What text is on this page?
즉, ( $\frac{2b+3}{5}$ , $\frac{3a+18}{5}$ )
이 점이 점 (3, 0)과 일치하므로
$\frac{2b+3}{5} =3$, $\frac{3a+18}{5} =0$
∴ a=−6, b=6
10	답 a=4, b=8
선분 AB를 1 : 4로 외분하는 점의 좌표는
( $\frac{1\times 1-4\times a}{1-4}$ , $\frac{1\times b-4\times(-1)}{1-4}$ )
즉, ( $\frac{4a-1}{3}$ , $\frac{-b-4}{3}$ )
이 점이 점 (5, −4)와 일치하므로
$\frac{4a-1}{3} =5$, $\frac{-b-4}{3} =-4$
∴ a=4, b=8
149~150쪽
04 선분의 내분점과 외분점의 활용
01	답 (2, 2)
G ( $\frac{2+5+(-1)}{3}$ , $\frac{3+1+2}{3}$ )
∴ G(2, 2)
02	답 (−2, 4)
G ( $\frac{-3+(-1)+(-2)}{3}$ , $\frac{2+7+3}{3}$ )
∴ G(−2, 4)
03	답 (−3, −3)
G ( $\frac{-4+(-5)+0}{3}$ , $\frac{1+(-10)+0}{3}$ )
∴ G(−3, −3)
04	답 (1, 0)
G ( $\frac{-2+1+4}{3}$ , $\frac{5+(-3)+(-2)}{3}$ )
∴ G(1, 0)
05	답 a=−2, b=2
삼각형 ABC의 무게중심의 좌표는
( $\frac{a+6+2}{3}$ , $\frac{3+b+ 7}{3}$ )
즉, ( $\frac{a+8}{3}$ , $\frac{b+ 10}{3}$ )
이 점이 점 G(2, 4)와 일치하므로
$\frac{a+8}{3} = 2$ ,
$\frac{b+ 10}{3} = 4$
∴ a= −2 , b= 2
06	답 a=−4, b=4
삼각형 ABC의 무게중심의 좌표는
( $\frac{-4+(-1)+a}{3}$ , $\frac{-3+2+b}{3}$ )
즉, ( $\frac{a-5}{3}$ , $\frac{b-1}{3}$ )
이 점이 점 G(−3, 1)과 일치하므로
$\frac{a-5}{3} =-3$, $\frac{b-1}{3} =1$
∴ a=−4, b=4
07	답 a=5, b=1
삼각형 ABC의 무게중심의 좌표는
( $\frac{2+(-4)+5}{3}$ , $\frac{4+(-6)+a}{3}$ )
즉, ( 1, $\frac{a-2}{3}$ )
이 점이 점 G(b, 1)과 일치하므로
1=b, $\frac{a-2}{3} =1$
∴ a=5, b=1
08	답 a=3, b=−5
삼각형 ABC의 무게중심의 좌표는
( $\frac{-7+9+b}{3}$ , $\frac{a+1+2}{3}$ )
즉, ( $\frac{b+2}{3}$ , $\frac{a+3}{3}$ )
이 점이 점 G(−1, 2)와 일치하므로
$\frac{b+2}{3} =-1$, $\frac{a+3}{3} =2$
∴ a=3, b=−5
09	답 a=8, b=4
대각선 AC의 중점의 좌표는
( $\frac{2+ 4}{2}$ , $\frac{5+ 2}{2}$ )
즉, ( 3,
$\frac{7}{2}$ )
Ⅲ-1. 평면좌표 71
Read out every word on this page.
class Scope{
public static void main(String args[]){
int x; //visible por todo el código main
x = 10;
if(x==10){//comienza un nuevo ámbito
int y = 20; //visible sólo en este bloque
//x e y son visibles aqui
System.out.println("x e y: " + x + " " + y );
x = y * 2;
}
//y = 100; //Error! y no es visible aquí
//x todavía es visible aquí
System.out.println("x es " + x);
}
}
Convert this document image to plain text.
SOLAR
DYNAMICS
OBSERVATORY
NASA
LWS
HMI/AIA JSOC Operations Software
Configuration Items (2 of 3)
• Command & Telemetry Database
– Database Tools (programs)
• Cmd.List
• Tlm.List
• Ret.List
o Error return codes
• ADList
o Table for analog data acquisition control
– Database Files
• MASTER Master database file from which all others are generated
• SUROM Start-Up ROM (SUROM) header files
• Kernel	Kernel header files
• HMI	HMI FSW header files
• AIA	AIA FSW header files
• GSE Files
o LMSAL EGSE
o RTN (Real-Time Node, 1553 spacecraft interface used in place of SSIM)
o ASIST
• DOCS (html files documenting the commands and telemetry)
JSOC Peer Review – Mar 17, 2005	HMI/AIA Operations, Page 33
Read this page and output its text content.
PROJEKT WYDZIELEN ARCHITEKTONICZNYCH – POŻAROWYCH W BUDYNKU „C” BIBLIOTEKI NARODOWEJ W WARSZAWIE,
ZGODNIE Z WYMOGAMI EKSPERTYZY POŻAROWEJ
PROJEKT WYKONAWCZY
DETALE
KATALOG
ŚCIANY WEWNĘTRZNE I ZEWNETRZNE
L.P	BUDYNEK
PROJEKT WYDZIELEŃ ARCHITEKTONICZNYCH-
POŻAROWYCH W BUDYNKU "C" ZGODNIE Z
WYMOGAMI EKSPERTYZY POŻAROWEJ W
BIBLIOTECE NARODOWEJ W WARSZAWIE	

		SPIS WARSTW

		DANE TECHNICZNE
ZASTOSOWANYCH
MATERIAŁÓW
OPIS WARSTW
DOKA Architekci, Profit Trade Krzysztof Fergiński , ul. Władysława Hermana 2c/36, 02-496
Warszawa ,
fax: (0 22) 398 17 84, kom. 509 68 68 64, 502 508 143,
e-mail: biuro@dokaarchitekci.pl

=== STATED PROBLEM ===
Copy the data above exactly. Every line must be included.

=== COMPLETE OUTPUT ===
What text is on this page?
즉, ( $\frac{2b+3}{5}$ , $\frac{3a+18}{5}$ )
이 점이 점 (3, 0)과 일치하므로
$\frac{2b+3}{5} =3$, $\frac{3a+18}{5} =0$
∴ a=−6, b=6
10	답 a=4, b=8
선분 AB를 1 : 4로 외분하는 점의 좌표는
( $\frac{1\times 1-4\times a}{1-4}$ , $\frac{1\times b-4\times(-1)}{1-4}$ )
즉, ( $\frac{4a-1}{3}$ , $\frac{-b-4}{3}$ )
이 점이 점 (5, −4)와 일치하므로
$\frac{4a-1}{3} =5$, $\frac{-b-4}{3} =-4$
∴ a=4, b=8
149~150쪽
04 선분의 내분점과 외분점의 활용
01	답 (2, 2)
G ( $\frac{2+5+(-1)}{3}$ , $\frac{3+1+2}{3}$ )
∴ G(2, 2)
02	답 (−2, 4)
G ( $\frac{-3+(-1)+(-2)}{3}$ , $\frac{2+7+3}{3}$ )
∴ G(−2, 4)
03	답 (−3, −3)
G ( $\frac{-4+(-5)+0}{3}$ , $\frac{1+(-10)+0}{3}$ )
∴ G(−3, −3)
04	답 (1, 0)
G ( $\frac{-2+1+4}{3}$ , $\frac{5+(-3)+(-2)}{3}$ )
∴ G(1, 0)
05	답 a=−2, b=2
삼각형 ABC의 무게중심의 좌표는
( $\frac{a+6+2}{3}$ , $\frac{3+b+ 7}{3}$ )
즉, ( $\frac{a+8}{3}$ , $\frac{b+ 10}{3}$ )
이 점이 점 G(2, 4)와 일치하므로
$\frac{a+8}{3} = 2$ ,
$\frac{b+ 10}{3} = 4$
∴ a= −2 , b= 2
06	답 a=−4, b=4
삼각형 ABC의 무게중심의 좌표는
( $\frac{-4+(-1)+a}{3}$ , $\frac{-3+2+b}{3}$ )
즉, ( $\frac{a-5}{3}$ , $\frac{b-1}{3}$ )
이 점이 점 G(−3, 1)과 일치하므로
$\frac{a-5}{3} =-3$, $\frac{b-1}{3} =1$
∴ a=−4, b=4
07	답 a=5, b=1
삼각형 ABC의 무게중심의 좌표는
( $\frac{2+(-4)+5}{3}$ , $\frac{4+(-6)+a}{3}$ )
즉, ( 1, $\frac{a-2}{3}$ )
이 점이 점 G(b, 1)과 일치하므로
1=b, $\frac{a-2}{3} =1$
∴ a=5, b=1
08	답 a=3, b=−5
삼각형 ABC의 무게중심의 좌표는
( $\frac{-7+9+b}{3}$ , $\frac{a+1+2}{3}$ )
즉, ( $\frac{b+2}{3}$ , $\frac{a+3}{3}$ )
이 점이 점 G(−1, 2)와 일치하므로
$\frac{b+2}{3} =-1$, $\frac{a+3}{3} =2$
∴ a=3, b=−5
09	답 a=8, b=4
대각선 AC의 중점의 좌표는
( $\frac{2+ 4}{2}$ , $\frac{5+ 2}{2}$ )
즉, ( 3,
$\frac{7}{2}$ )
Ⅲ-1. 평면좌표 71
Read out every word on this page.
class Scope{
public static void main(String args[]){
int x; //visible por todo el código main
x = 10;
if(x==10){//comienza un nuevo ámbito
int y = 20; //visible sólo en este bloque
//x e y son visibles aqui
System.out.println("x e y: " + x + " " + y );
x = y * 2;
}
//y = 100; //Error! y no es visible aquí
//x todavía es visible aquí
System.out.println("x es " + x);
}
}
Convert this document image to plain text.
SOLAR
DYNAMICS
OBSERVATORY
NASA
LWS
HMI/AIA JSOC Operations Software
Configuration Items (2 of 3)
• Command & Telemetry Database
– Database Tools (programs)
• Cmd.List
• Tlm.List
• Ret.List
o Error return codes
• ADList
o Table for analog data acquisition control
– Database Files
• MASTER Master database file from which all others are generated
• SUROM Start-Up ROM (SUROM) header files
• Kernel	Kernel header files
• HMI	HMI FSW header files
• AIA	AIA FSW header files
• GSE Files
o LMSAL EGSE
o RTN (Real-Time Node, 1553 spacecraft interface used in place of SSIM)
o ASIST
• DOCS (html files documenting the commands and telemetry)
JSOC Peer Review – Mar 17, 2005	HMI/AIA Operations, Page 33
Read this page and output its text content.
PROJEKT WYDZIELEN ARCHITEKTONICZNYCH – POŻAROWYCH W BUDYNKU „C” BIBLIOTEKI NARODOWEJ W WARSZAWIE,
ZGODNIE Z WYMOGAMI EKSPERTYZY POŻAROWEJ
PROJEKT WYKONAWCZY
DETALE
KATALOG
ŚCIANY WEWNĘTRZNE I ZEWNETRZNE
L.P	BUDYNEK
PROJEKT WYDZIELEŃ ARCHITEKTONICZNYCH-
POŻAROWYCH W BUDYNKU "C" ZGODNIE Z
WYMOGAMI EKSPERTYZY POŻAROWEJ W
BIBLIOTECE NARODOWEJ W WARSZAWIE	

		SPIS WARSTW

		DANE TECHNICZNE
ZASTOSOWANYCH
MATERIAŁÓW
OPIS WARSTW
DOKA Architekci, Profit Trade Krzysztof Fergiński , ul. Władysława Hermana 2c/36, 02-496
Warszawa ,
fax: (0 22) 398 17 84, kom. 509 68 68 64, 502 508 143,
e-mail: biuro@dokaarchitekci.pl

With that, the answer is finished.